→ PROBLEM
Leave out the pictures and repeat every record exactly.

:: DATASET EXCERPTS

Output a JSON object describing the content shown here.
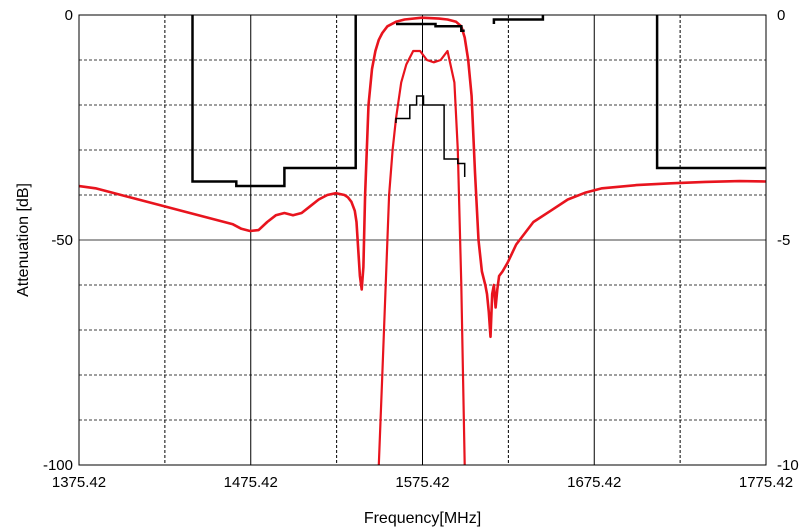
{
  "chart_data": {
    "type": "line",
    "title": "",
    "xlabel": "Frequency[MHz]",
    "ylabel": "Attenuation [dB]",
    "xlim": [
      1375.42,
      1775.42
    ],
    "ylim": [
      -100,
      0
    ],
    "y2lim": [
      -10,
      0
    ],
    "x_ticks": [
      "1375.42",
      "1475.42",
      "1575.42",
      "1675.42",
      "1775.42"
    ],
    "y_ticks": [
      "0",
      "-50",
      "-100"
    ],
    "y2_ticks": [
      "0",
      "-5",
      "-10"
    ],
    "grid": true,
    "legend": "none",
    "colors": {
      "response": "#e8141e",
      "spec_mask": "#000000",
      "grid": "#000000"
    },
    "series": [
      {
        "axis": "left",
        "style": "red-thick",
        "x": [
          1375.42,
          1385,
          1395,
          1405,
          1415,
          1425,
          1435,
          1445,
          1455,
          1465,
          1470,
          1475,
          1480,
          1485,
          1490,
          1495,
          1500,
          1505,
          1510,
          1515,
          1520,
          1525,
          1530,
          1532,
          1534,
          1536,
          1537,
          1538,
          1539,
          1540,
          1541,
          1542,
          1544,
          1546,
          1548,
          1550,
          1552,
          1555,
          1560,
          1565,
          1575,
          1585,
          1590,
          1595,
          1598,
          1600,
          1602,
          1604,
          1606,
          1608,
          1610,
          1612,
          1613,
          1614,
          1615,
          1616,
          1617,
          1618,
          1619,
          1620,
          1622,
          1625,
          1630,
          1640,
          1650,
          1660,
          1670,
          1680,
          1700,
          1720,
          1740,
          1760,
          1775.42
        ],
        "y": [
          -38,
          -38.5,
          -39.5,
          -40.5,
          -41.5,
          -42.5,
          -43.5,
          -44.5,
          -45.5,
          -46.5,
          -47.5,
          -48,
          -47.8,
          -46,
          -44.5,
          -44,
          -44.5,
          -44,
          -42.5,
          -41,
          -40,
          -39.6,
          -40,
          -40.5,
          -41.5,
          -43.5,
          -46,
          -52,
          -58,
          -61,
          -56,
          -40,
          -20,
          -12,
          -8,
          -5.5,
          -4,
          -2.5,
          -1.5,
          -1,
          -0.6,
          -0.8,
          -1,
          -1.5,
          -2.5,
          -5,
          -10,
          -18,
          -35,
          -50,
          -57,
          -60,
          -62,
          -66,
          -71.5,
          -62,
          -60,
          -65,
          -61,
          -58,
          -57,
          -55,
          -51,
          -46,
          -43.5,
          -41,
          -39.5,
          -38.5,
          -37.8,
          -37.4,
          -37.1,
          -36.9,
          -37
        ]
      },
      {
        "axis": "right",
        "style": "red-thin",
        "x": [
          1550,
          1552,
          1554,
          1556,
          1558,
          1560,
          1563,
          1566,
          1570,
          1574,
          1578,
          1582,
          1586,
          1590,
          1594,
          1596,
          1598,
          1600
        ],
        "y": [
          -10,
          -8,
          -6,
          -4,
          -3,
          -2.3,
          -1.5,
          -1.1,
          -0.8,
          -0.8,
          -1,
          -1.05,
          -1,
          -0.8,
          -1.5,
          -3,
          -6,
          -10
        ]
      },
      {
        "axis": "right",
        "style": "black-mask",
        "name": "",
        "segments": [
          {
            "x": [
              1441.5,
              1441.5,
              1467,
              1467,
              1495,
              1495,
              1516.5,
              1516.5,
              1536.5,
              1536.5
            ],
            "y": [
              0,
              -3.7,
              -3.7,
              -3.8,
              -3.8,
              -3.4,
              -3.4,
              -3.4,
              -3.4,
              0
            ]
          },
          {
            "x": [
              1560,
              1583,
              1583,
              1598,
              1598,
              1600,
              1600
            ],
            "y": [
              -0.2,
              -0.2,
              -0.25,
              -0.25,
              -0.35,
              -0.35,
              -0.35
            ]
          },
          {
            "x": [
              1560,
              1560,
              1568,
              1568,
              1572,
              1572,
              1575,
              1575,
              1576,
              1576,
              1580,
              1580,
              1588,
              1588,
              1596,
              1596,
              1600,
              1600
            ],
            "y": [
              -2.4,
              -2.3,
              -2.3,
              -2.0,
              -2.0,
              -1.8,
              -1.8,
              -1.8,
              -1.8,
              -2.0,
              -2.0,
              -2.0,
              -2.0,
              -3.2,
              -3.2,
              -3.3,
              -3.3,
              -3.6
            ]
          },
          {
            "x": [
              1617,
              1617,
              1645.5,
              1645.5
            ],
            "y": [
              -0.2,
              -0.1,
              -0.1,
              0
            ]
          },
          {
            "x": [
              1712,
              1712,
              1775.42
            ],
            "y": [
              0,
              -3.4,
              -3.4
            ]
          }
        ]
      }
    ]
  }
}
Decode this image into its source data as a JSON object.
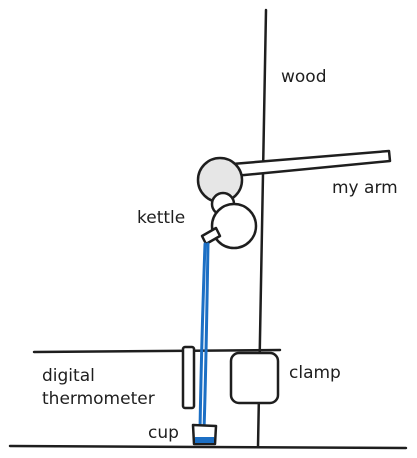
{
  "labels": {
    "wood": "wood",
    "my_arm": "my arm",
    "kettle": "kettle",
    "clamp": "clamp",
    "thermometer_line1": "digital",
    "thermometer_line2": "thermometer",
    "cup": "cup"
  },
  "colors": {
    "ink": "#1e1e1e",
    "arm_joint_fill": "#e6e6e6",
    "water": "#1c6fc4"
  }
}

::::

→ RESULT OF THIS EXERCISE
Output a JSON object describing the content shown here.
{
  "chart_data": {
    "type": "line",
    "title": "",
    "xlabel": "Frequency[MHz]",
    "ylabel": "Attenuation [dB]",
    "xlim": [
      1375.42,
      1775.42
    ],
    "ylim": [
      -100,
      0
    ],
    "y2lim": [
      -10,
      0
    ],
    "x_ticks": [
      "1375.42",
      "1475.42",
      "1575.42",
      "1675.42",
      "1775.42"
    ],
    "y_ticks": [
      "0",
      "-50",
      "-100"
    ],
    "y2_ticks": [
      "0",
      "-5",
      "-10"
    ],
    "grid": true,
    "legend": "none",
    "colors": {
      "response": "#e8141e",
      "spec_mask": "#000000",
      "grid": "#000000"
    },
    "series": [
      {
        "axis": "left",
        "style": "red-thick",
        "x": [
          1375.42,
          1385,
          1395,
          1405,
          1415,
          1425,
          1435,
          1445,
          1455,
          1465,
          1470,
          1475,
          1480,
          1485,
          1490,
          1495,
          1500,
          1505,
          1510,
          1515,
          1520,
          1525,
          1530,
          1532,
          1534,
          1536,
          1537,
          1538,
          1539,
          1540,
          1541,
          1542,
          1544,
          1546,
          1548,
          1550,
          1552,
          1555,
          1560,
          1565,
          1575,
          1585,
          1590,
          1595,
          1598,
          1600,
          1602,
          1604,
          1606,
          1608,
          1610,
          1612,
          1613,
          1614,
          1615,
          1616,
          1617,
          1618,
          1619,
          1620,
          1622,
          1625,
          1630,
          1640,
          1650,
          1660,
          1670,
          1680,
          1700,
          1720,
          1740,
          1760,
          1775.42
        ],
        "y": [
          -38,
          -38.5,
          -39.5,
          -40.5,
          -41.5,
          -42.5,
          -43.5,
          -44.5,
          -45.5,
          -46.5,
          -47.5,
          -48,
          -47.8,
          -46,
          -44.5,
          -44,
          -44.5,
          -44,
          -42.5,
          -41,
          -40,
          -39.6,
          -40,
          -40.5,
          -41.5,
          -43.5,
          -46,
          -52,
          -58,
          -61,
          -56,
          -40,
          -20,
          -12,
          -8,
          -5.5,
          -4,
          -2.5,
          -1.5,
          -1,
          -0.6,
          -0.8,
          -1,
          -1.5,
          -2.5,
          -5,
          -10,
          -18,
          -35,
          -50,
          -57,
          -60,
          -62,
          -66,
          -71.5,
          -62,
          -60,
          -65,
          -61,
          -58,
          -57,
          -55,
          -51,
          -46,
          -43.5,
          -41,
          -39.5,
          -38.5,
          -37.8,
          -37.4,
          -37.1,
          -36.9,
          -37
        ]
      },
      {
        "axis": "right",
        "style": "red-thin",
        "x": [
          1550,
          1552,
          1554,
          1556,
          1558,
          1560,
          1563,
          1566,
          1570,
          1574,
          1578,
          1582,
          1586,
          1590,
          1594,
          1596,
          1598,
          1600
        ],
        "y": [
          -10,
          -8,
          -6,
          -4,
          -3,
          -2.3,
          -1.5,
          -1.1,
          -0.8,
          -0.8,
          -1,
          -1.05,
          -1,
          -0.8,
          -1.5,
          -3,
          -6,
          -10
        ]
      },
      {
        "axis": "right",
        "style": "black-mask",
        "name": "",
        "segments": [
          {
            "x": [
              1441.5,
              1441.5,
              1467,
              1467,
              1495,
              1495,
              1516.5,
              1516.5,
              1536.5,
              1536.5
            ],
            "y": [
              0,
              -3.7,
              -3.7,
              -3.8,
              -3.8,
              -3.4,
              -3.4,
              -3.4,
              -3.4,
              0
            ]
          },
          {
            "x": [
              1560,
              1583,
              1583,
              1598,
              1598,
              1600,
              1600
            ],
            "y": [
              -0.2,
              -0.2,
              -0.25,
              -0.25,
              -0.35,
              -0.35,
              -0.35
            ]
          },
          {
            "x": [
              1560,
              1560,
              1568,
              1568,
              1572,
              1572,
              1575,
              1575,
              1576,
              1576,
              1580,
              1580,
              1588,
              1588,
              1596,
              1596,
              1600,
              1600
            ],
            "y": [
              -2.4,
              -2.3,
              -2.3,
              -2.0,
              -2.0,
              -1.8,
              -1.8,
              -1.8,
              -1.8,
              -2.0,
              -2.0,
              -2.0,
              -2.0,
              -3.2,
              -3.2,
              -3.3,
              -3.3,
              -3.6
            ]
          },
          {
            "x": [
              1617,
              1617,
              1645.5,
              1645.5
            ],
            "y": [
              -0.2,
              -0.1,
              -0.1,
              0
            ]
          },
          {
            "x": [
              1712,
              1712,
              1775.42
            ],
            "y": [
              0,
              -3.4,
              -3.4
            ]
          }
        ]
      }
    ]
  }
}
Decode this image into its source data as a JSON object.
{
  "labels": {
    "wood": "wood",
    "my_arm": "my arm",
    "kettle": "kettle",
    "clamp": "clamp",
    "thermometer_line1": "digital",
    "thermometer_line2": "thermometer",
    "cup": "cup"
  },
  "colors": {
    "ink": "#1e1e1e",
    "arm_joint_fill": "#e6e6e6",
    "water": "#1c6fc4"
  }
}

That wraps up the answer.